Data records:
________________________

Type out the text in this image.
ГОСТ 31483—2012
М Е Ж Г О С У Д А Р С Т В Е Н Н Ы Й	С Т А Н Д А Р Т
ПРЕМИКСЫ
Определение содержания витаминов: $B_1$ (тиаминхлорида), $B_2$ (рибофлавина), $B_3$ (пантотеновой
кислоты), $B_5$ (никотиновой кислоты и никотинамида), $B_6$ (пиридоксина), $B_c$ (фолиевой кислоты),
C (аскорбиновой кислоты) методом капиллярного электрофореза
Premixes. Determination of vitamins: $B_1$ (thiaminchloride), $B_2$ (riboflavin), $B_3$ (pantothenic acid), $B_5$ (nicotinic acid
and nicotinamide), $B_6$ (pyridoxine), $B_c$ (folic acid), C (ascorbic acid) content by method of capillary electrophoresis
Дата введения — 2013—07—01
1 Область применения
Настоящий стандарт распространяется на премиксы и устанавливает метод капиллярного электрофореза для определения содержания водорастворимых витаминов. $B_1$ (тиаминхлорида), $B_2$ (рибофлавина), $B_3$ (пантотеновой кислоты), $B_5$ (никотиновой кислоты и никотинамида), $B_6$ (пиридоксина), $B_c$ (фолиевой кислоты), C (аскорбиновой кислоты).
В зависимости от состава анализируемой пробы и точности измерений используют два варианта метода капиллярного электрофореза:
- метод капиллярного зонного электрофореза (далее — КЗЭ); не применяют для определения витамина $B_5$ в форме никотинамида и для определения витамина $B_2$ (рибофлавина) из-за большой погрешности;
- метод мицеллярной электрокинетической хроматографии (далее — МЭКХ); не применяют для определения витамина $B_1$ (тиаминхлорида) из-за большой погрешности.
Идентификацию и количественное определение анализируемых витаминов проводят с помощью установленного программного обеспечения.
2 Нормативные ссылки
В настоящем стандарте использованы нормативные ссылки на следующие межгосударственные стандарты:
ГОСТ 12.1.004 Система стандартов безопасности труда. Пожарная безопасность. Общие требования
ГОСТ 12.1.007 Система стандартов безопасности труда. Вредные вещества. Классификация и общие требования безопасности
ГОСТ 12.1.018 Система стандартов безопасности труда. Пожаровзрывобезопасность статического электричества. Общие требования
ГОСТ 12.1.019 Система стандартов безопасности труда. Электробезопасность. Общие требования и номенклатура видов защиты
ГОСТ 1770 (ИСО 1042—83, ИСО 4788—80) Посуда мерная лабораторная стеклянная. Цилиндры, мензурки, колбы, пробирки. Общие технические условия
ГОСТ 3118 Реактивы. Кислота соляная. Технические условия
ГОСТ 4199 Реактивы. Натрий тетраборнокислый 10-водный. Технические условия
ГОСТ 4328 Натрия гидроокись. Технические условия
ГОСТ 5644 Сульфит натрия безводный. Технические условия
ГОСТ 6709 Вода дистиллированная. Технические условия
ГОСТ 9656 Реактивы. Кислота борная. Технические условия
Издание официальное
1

________________________

Locate all lines that include the word "Система" and copy them out.

* Solution to this task *
ГОСТ 12.1.004 Система стандартов безопасности труда. Пожарная безопасность. Общие требования
ГОСТ 12.1.007 Система стандартов безопасности труда. Вредные вещества. Классификация и общие требования безопасности
ГОСТ 12.1.018 Система стандартов безопасности труда. Пожаровзрывобезопасность статического электричества. Общие требования
ГОСТ 12.1.019 Система стандартов безопасности труда. Электробезопасность. Общие требования и номенклатура видов защиты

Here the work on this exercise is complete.